→ **WHAT IS REQUIRED**:
Below is some material; transcribe all of it exactly.

→ **RECORDS SHOWN**:
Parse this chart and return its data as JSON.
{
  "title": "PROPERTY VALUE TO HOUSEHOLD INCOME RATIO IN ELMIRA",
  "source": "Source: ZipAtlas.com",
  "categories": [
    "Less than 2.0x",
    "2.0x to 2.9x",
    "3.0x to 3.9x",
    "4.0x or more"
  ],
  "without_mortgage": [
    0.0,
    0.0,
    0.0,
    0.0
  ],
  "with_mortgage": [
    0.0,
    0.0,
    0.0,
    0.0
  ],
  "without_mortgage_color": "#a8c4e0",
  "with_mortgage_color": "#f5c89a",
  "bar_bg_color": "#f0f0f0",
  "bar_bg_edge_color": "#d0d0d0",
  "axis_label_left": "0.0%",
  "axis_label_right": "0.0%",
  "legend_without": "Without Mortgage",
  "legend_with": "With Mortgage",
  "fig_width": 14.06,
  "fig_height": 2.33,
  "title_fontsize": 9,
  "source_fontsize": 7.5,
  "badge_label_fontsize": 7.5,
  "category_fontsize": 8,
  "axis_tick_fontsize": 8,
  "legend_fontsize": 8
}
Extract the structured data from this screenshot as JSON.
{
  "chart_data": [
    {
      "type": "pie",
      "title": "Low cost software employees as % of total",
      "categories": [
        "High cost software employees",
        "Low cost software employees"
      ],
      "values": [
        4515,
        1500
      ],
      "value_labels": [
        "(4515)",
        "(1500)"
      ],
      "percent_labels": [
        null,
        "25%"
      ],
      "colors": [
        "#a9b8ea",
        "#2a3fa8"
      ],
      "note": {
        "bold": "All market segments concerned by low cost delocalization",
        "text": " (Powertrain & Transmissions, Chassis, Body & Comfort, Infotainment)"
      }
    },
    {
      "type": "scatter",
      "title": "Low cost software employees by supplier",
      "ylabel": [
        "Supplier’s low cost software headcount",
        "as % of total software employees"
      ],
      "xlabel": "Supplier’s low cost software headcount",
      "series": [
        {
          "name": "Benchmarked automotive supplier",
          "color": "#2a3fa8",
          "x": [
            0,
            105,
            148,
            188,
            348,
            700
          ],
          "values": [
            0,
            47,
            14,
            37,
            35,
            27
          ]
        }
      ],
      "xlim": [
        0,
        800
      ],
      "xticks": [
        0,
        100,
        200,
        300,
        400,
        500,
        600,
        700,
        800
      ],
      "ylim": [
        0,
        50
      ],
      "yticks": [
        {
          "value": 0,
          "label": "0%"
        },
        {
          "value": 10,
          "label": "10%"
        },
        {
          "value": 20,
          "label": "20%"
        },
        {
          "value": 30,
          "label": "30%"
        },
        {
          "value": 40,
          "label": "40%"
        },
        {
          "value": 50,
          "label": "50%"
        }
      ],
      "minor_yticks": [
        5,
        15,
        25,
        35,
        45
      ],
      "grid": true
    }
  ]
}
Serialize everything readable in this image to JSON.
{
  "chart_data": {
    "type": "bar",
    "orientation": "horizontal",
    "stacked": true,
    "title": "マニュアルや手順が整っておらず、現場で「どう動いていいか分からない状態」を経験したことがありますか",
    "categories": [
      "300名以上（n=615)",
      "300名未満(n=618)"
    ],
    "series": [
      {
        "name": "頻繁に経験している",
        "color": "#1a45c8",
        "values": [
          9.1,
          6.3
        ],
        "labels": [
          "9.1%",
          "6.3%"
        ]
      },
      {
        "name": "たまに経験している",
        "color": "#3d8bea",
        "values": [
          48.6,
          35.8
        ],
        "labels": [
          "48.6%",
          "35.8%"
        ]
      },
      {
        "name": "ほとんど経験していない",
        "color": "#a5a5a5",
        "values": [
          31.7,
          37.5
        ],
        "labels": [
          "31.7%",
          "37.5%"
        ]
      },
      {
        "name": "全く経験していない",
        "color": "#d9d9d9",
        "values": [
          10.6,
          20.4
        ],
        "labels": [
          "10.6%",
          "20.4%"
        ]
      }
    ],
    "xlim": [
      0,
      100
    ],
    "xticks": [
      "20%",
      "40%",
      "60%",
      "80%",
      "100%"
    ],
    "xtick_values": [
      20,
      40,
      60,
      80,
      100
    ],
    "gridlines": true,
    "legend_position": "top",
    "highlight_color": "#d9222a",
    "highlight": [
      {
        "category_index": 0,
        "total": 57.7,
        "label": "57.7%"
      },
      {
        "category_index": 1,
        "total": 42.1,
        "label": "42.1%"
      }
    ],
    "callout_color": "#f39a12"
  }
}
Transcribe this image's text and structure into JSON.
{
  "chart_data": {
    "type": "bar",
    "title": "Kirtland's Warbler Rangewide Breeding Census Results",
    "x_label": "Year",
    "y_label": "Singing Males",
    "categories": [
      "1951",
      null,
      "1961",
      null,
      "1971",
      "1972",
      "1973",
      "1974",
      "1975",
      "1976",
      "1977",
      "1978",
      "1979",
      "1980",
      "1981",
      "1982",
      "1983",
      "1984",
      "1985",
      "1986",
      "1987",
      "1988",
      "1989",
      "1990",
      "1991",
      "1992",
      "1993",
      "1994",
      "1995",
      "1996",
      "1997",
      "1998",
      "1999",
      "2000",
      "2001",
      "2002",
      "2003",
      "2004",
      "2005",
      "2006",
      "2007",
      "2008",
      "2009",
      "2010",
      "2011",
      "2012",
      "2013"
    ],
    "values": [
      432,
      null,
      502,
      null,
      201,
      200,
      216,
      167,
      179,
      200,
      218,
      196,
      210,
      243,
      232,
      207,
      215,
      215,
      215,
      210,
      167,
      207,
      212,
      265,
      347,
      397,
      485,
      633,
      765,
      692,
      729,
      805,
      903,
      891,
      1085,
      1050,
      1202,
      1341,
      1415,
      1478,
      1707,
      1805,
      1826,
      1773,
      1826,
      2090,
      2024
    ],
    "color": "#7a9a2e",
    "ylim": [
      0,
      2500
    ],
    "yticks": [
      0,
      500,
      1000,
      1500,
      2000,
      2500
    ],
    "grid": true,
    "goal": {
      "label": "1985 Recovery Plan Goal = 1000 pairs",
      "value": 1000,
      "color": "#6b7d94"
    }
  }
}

→ **TASK ANSWER**:
Parse this chart and return its data as JSON.
{
  "title": "PROPERTY VALUE TO HOUSEHOLD INCOME RATIO IN ELMIRA",
  "source": "Source: ZipAtlas.com",
  "categories": [
    "Less than 2.0x",
    "2.0x to 2.9x",
    "3.0x to 3.9x",
    "4.0x or more"
  ],
  "without_mortgage": [
    0.0,
    0.0,
    0.0,
    0.0
  ],
  "with_mortgage": [
    0.0,
    0.0,
    0.0,
    0.0
  ],
  "without_mortgage_color": "#a8c4e0",
  "with_mortgage_color": "#f5c89a",
  "bar_bg_color": "#f0f0f0",
  "bar_bg_edge_color": "#d0d0d0",
  "axis_label_left": "0.0%",
  "axis_label_right": "0.0%",
  "legend_without": "Without Mortgage",
  "legend_with": "With Mortgage",
  "fig_width": 14.06,
  "fig_height": 2.33,
  "title_fontsize": 9,
  "source_fontsize": 7.5,
  "badge_label_fontsize": 7.5,
  "category_fontsize": 8,
  "axis_tick_fontsize": 8,
  "legend_fontsize": 8
}
Extract the structured data from this screenshot as JSON.
{
  "chart_data": [
    {
      "type": "pie",
      "title": "Low cost software employees as % of total",
      "categories": [
        "High cost software employees",
        "Low cost software employees"
      ],
      "values": [
        4515,
        1500
      ],
      "value_labels": [
        "(4515)",
        "(1500)"
      ],
      "percent_labels": [
        null,
        "25%"
      ],
      "colors": [
        "#a9b8ea",
        "#2a3fa8"
      ],
      "note": {
        "bold": "All market segments concerned by low cost delocalization",
        "text": " (Powertrain & Transmissions, Chassis, Body & Comfort, Infotainment)"
      }
    },
    {
      "type": "scatter",
      "title": "Low cost software employees by supplier",
      "ylabel": [
        "Supplier’s low cost software headcount",
        "as % of total software employees"
      ],
      "xlabel": "Supplier’s low cost software headcount",
      "series": [
        {
          "name": "Benchmarked automotive supplier",
          "color": "#2a3fa8",
          "x": [
            0,
            105,
            148,
            188,
            348,
            700
          ],
          "values": [
            0,
            47,
            14,
            37,
            35,
            27
          ]
        }
      ],
      "xlim": [
        0,
        800
      ],
      "xticks": [
        0,
        100,
        200,
        300,
        400,
        500,
        600,
        700,
        800
      ],
      "ylim": [
        0,
        50
      ],
      "yticks": [
        {
          "value": 0,
          "label": "0%"
        },
        {
          "value": 10,
          "label": "10%"
        },
        {
          "value": 20,
          "label": "20%"
        },
        {
          "value": 30,
          "label": "30%"
        },
        {
          "value": 40,
          "label": "40%"
        },
        {
          "value": 50,
          "label": "50%"
        }
      ],
      "minor_yticks": [
        5,
        15,
        25,
        35,
        45
      ],
      "grid": true
    }
  ]
}
Serialize everything readable in this image to JSON.
{
  "chart_data": {
    "type": "bar",
    "orientation": "horizontal",
    "stacked": true,
    "title": "マニュアルや手順が整っておらず、現場で「どう動いていいか分からない状態」を経験したことがありますか",
    "categories": [
      "300名以上（n=615)",
      "300名未満(n=618)"
    ],
    "series": [
      {
        "name": "頻繁に経験している",
        "color": "#1a45c8",
        "values": [
          9.1,
          6.3
        ],
        "labels": [
          "9.1%",
          "6.3%"
        ]
      },
      {
        "name": "たまに経験している",
        "color": "#3d8bea",
        "values": [
          48.6,
          35.8
        ],
        "labels": [
          "48.6%",
          "35.8%"
        ]
      },
      {
        "name": "ほとんど経験していない",
        "color": "#a5a5a5",
        "values": [
          31.7,
          37.5
        ],
        "labels": [
          "31.7%",
          "37.5%"
        ]
      },
      {
        "name": "全く経験していない",
        "color": "#d9d9d9",
        "values": [
          10.6,
          20.4
        ],
        "labels": [
          "10.6%",
          "20.4%"
        ]
      }
    ],
    "xlim": [
      0,
      100
    ],
    "xticks": [
      "20%",
      "40%",
      "60%",
      "80%",
      "100%"
    ],
    "xtick_values": [
      20,
      40,
      60,
      80,
      100
    ],
    "gridlines": true,
    "legend_position": "top",
    "highlight_color": "#d9222a",
    "highlight": [
      {
        "category_index": 0,
        "total": 57.7,
        "label": "57.7%"
      },
      {
        "category_index": 1,
        "total": 42.1,
        "label": "42.1%"
      }
    ],
    "callout_color": "#f39a12"
  }
}
Transcribe this image's text and structure into JSON.
{
  "chart_data": {
    "type": "bar",
    "title": "Kirtland's Warbler Rangewide Breeding Census Results",
    "x_label": "Year",
    "y_label": "Singing Males",
    "categories": [
      "1951",
      null,
      "1961",
      null,
      "1971",
      "1972",
      "1973",
      "1974",
      "1975",
      "1976",
      "1977",
      "1978",
      "1979",
      "1980",
      "1981",
      "1982",
      "1983",
      "1984",
      "1985",
      "1986",
      "1987",
      "1988",
      "1989",
      "1990",
      "1991",
      "1992",
      "1993",
      "1994",
      "1995",
      "1996",
      "1997",
      "1998",
      "1999",
      "2000",
      "2001",
      "2002",
      "2003",
      "2004",
      "2005",
      "2006",
      "2007",
      "2008",
      "2009",
      "2010",
      "2011",
      "2012",
      "2013"
    ],
    "values": [
      432,
      null,
      502,
      null,
      201,
      200,
      216,
      167,
      179,
      200,
      218,
      196,
      210,
      243,
      232,
      207,
      215,
      215,
      215,
      210,
      167,
      207,
      212,
      265,
      347,
      397,
      485,
      633,
      765,
      692,
      729,
      805,
      903,
      891,
      1085,
      1050,
      1202,
      1341,
      1415,
      1478,
      1707,
      1805,
      1826,
      1773,
      1826,
      2090,
      2024
    ],
    "color": "#7a9a2e",
    "ylim": [
      0,
      2500
    ],
    "yticks": [
      0,
      500,
      1000,
      1500,
      2000,
      2500
    ],
    "grid": true,
    "goal": {
      "label": "1985 Recovery Plan Goal = 1000 pairs",
      "value": 1000,
      "color": "#6b7d94"
    }
  }
}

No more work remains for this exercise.